# PROBLEM TO SOLVE
Copy all lines below containing "Випадкові".

# Stored items from a collection
--- Begin ---

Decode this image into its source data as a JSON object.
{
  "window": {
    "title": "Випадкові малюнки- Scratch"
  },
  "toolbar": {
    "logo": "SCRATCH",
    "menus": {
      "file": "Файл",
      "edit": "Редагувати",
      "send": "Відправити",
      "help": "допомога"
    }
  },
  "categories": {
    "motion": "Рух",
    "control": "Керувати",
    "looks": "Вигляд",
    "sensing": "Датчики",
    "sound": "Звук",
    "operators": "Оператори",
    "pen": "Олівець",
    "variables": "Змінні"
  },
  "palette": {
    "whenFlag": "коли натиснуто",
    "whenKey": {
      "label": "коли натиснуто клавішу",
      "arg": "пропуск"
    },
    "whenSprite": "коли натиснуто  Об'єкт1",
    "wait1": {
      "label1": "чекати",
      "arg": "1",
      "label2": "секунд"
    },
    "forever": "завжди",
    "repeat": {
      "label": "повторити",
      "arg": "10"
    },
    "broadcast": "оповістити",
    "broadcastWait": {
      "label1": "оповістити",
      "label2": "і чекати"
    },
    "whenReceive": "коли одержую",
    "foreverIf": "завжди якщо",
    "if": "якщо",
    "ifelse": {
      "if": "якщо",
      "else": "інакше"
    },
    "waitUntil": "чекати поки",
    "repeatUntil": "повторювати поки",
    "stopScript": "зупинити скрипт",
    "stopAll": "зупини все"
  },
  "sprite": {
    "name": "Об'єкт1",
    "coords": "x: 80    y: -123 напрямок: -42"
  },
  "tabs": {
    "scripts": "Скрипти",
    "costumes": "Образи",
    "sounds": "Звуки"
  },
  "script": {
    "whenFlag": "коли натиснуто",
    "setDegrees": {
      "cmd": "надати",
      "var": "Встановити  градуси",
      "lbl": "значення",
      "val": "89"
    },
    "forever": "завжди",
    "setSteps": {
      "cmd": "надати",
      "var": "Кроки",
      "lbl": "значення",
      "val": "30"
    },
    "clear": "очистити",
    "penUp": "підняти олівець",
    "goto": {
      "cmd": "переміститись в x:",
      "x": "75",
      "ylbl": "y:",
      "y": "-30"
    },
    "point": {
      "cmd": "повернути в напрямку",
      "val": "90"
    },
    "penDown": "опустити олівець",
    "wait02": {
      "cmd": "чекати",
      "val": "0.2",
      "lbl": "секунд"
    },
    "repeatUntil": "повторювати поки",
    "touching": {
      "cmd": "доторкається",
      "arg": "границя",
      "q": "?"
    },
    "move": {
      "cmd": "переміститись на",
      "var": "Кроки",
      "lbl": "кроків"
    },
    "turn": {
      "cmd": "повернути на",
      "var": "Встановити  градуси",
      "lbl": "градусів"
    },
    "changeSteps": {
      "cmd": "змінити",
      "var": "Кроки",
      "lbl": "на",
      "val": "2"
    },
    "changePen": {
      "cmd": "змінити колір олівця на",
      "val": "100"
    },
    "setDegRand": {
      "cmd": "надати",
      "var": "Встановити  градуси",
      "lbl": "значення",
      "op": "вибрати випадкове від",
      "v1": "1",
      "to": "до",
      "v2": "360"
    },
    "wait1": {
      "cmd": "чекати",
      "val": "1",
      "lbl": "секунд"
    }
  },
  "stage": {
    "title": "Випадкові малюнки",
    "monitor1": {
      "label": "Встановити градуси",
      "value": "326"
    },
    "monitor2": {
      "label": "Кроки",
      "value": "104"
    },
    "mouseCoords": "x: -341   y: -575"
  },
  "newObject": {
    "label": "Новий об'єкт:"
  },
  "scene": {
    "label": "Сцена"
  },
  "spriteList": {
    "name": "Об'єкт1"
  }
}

--- End ---

# SOLUTION
    "title": "Випадкові малюнки- Scratch"
    "title": "Випадкові малюнки",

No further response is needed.